Der Versuch des ZDF, die legendäre „Hitparade“ nach fünf Jahren Sendepause wieder zu beleben, ist offenbar schon im Vorfeld gescheitert. Eigentlich sollte der überarbeitete Klassiker der Musikshows am 13. Oktober in neuem Glanz erstrahlen, doch die Verantwortlichen am Lerchenberg zogen kurz vor Start die Reißleine.
Einem Bericht des „Spiegel“ zu Folge war ZDF-Unterhaltungschef Manfred Teubner vom Staraufgebot für die erste Sendung nicht restlos überzeugt. „Wir würden unseren Klassiker gern wieder auferstehen lassen“, so Teubner, „aber nur, wenn wirklich die Besten der Besten bereit sind, sich dem Wettbewerb zu stellen“. Für die Comeback-Show waren unter anderem Joana Zimmer, Annett Louisan, Silbermond und die Massiven Töne eingeplant – für Teubner wohl nicht die erste Liga.
Hinter den Kulissen waren die Vorbereitungen zur neuen „Hitparade“ schon weit fortgeschritten: Die Produktionsfirma Granada hatte sich im Vorfeld der Kooperationswilligkeit aller großen Plattenfirmen versichert und wollte ab dem 13. Oktober monatlich eine Sendung für das ZDF produzieren.
Unklar ist derzeit, inwieweit Ex-BMG-Chef Thomas Stein in das Projekt involviert ist. Stein hatte im Mai Pläne präsentiert, wie aus der Schlagershow von einst ein moderner Sangeswettstreit werden könnte, über den zudem ein aussichtsreicher Kandidat für den Eurovision Song Contest ermittelt werden könnte.

## ZU BEARBEITEN:
A) Erkläre anhand des Berichts über die geplante Rückkehr der „Hitparade“, warum das ZDF die Show kurz vor dem Start stoppte.
B) Gib aus dem Bericht über die „Hitparade“ den Abschnitt von „Einem Bericht des“ bis einschließlich „das ZDF produzieren.“ unverändert wieder.

## Einträge des Datensatzes:
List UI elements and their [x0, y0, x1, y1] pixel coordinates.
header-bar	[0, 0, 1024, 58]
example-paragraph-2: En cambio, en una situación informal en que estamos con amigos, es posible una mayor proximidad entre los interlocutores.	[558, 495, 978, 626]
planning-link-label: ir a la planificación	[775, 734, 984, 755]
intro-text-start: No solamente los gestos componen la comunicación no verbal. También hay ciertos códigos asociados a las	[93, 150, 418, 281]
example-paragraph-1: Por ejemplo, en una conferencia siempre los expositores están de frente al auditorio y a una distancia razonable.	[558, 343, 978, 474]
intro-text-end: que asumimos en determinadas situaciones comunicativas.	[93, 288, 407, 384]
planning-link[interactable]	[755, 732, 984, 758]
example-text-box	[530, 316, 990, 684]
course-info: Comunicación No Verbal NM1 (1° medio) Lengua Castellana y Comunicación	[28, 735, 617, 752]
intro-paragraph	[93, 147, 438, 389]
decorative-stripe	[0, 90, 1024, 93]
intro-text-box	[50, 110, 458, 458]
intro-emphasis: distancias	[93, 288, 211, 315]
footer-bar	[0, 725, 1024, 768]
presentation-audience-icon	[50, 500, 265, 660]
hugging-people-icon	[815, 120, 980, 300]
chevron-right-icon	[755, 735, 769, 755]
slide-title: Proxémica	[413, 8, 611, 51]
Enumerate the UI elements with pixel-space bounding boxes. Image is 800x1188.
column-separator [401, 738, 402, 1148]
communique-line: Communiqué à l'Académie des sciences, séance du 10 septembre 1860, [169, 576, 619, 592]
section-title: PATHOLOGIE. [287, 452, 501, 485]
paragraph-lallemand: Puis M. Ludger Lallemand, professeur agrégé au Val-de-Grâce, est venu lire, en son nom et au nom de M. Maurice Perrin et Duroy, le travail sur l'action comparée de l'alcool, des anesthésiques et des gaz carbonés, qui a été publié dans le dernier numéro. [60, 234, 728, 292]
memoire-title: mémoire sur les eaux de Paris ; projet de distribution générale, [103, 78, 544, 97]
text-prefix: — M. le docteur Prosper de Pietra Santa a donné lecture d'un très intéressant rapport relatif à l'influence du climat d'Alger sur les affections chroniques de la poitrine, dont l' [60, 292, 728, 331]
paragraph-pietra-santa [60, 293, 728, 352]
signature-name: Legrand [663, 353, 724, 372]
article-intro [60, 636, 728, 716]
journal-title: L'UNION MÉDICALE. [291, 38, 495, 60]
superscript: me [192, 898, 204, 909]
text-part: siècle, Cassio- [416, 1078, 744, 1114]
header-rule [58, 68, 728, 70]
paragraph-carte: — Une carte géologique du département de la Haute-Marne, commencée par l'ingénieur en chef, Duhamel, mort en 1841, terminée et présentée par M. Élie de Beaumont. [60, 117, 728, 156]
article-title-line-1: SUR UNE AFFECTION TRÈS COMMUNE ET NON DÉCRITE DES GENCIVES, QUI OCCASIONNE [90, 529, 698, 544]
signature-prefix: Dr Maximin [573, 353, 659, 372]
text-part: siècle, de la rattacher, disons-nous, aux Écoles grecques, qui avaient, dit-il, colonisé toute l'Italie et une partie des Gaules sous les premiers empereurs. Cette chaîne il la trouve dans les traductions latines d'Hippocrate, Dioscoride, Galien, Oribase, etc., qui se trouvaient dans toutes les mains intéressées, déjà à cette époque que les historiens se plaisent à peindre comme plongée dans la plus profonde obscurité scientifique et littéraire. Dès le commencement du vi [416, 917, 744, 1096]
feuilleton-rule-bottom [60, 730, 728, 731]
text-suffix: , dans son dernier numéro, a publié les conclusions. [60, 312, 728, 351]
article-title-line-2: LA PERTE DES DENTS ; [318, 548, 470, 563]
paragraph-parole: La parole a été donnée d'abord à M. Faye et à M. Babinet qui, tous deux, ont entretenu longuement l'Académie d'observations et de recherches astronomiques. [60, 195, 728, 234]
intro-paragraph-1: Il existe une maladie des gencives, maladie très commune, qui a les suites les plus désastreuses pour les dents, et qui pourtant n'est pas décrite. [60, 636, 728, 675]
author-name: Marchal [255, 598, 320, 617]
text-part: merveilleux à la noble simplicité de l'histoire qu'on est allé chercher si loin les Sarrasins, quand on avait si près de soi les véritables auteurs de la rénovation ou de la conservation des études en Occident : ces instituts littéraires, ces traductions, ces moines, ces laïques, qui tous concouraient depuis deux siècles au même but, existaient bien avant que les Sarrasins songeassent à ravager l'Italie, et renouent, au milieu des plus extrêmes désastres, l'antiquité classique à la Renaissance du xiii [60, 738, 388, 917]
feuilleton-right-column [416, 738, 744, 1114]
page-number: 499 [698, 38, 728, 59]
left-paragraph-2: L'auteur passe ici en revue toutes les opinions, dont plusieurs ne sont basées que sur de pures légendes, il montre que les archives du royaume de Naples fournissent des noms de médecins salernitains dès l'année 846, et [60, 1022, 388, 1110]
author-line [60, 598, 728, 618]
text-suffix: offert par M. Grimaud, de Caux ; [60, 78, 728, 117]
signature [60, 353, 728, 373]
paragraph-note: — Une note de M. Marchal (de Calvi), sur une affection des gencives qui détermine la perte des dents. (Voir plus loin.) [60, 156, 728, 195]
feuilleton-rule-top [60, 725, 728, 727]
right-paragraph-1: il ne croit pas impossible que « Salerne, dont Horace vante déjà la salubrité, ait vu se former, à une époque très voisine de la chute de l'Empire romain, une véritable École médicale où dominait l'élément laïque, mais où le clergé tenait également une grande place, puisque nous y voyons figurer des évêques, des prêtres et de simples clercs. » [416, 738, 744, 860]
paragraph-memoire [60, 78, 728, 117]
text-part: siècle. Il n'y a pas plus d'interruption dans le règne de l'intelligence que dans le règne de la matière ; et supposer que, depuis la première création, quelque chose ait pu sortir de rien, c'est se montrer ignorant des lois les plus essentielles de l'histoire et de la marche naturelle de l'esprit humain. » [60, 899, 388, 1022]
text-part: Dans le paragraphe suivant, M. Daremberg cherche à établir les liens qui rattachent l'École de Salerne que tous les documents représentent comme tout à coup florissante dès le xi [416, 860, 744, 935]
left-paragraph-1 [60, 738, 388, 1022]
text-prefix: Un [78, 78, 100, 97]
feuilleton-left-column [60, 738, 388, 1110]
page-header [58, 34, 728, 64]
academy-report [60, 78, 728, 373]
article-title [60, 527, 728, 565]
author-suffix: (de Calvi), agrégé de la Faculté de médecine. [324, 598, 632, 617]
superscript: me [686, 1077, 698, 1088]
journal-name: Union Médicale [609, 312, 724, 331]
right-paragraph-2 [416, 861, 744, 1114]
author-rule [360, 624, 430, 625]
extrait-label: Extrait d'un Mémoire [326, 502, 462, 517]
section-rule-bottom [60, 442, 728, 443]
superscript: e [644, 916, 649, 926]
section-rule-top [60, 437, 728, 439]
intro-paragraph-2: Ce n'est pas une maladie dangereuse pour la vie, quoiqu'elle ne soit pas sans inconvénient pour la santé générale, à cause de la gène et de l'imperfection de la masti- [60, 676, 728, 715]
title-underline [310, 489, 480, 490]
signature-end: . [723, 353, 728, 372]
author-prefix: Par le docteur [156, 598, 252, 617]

## LÖSUNGEN:
A) Einem Bericht des „Spiegel“ zufolge war ZDF-Unterhaltungschef Manfred Teubner vom Staraufgebot für die erste Sendung nicht restlos überzeugt. Er wollte den Klassiker nur dann wieder auferstehen lassen, wenn wirklich die Besten der Besten bereit sind, sich dem Wettbewerb zu stellen.

B)
Einem Bericht des „Spiegel“ zu Folge war ZDF-Unterhaltungschef Manfred Teubner vom Staraufgebot für die erste Sendung nicht restlos überzeugt. „Wir würden unseren Klassiker gern wieder auferstehen lassen“, so Teubner, „aber nur, wenn wirklich die Besten der Besten bereit sind, sich dem Wettbewerb zu stellen“. Für die Comeback-Show waren unter anderem Joana Zimmer, Annett Louisan, Silbermond und die Massiven Töne eingeplant – für Teubner wohl nicht die erste Liga.
Hinter den Kulissen waren die Vorbereitungen zur neuen „Hitparade“ schon weit fortgeschritten: Die Produktionsfirma Granada hatte sich im Vorfeld der Kooperationswilligkeit aller großen Plattenfirmen versichert und wollte ab dem 13. Oktober monatlich eine Sendung für das ZDF produzieren.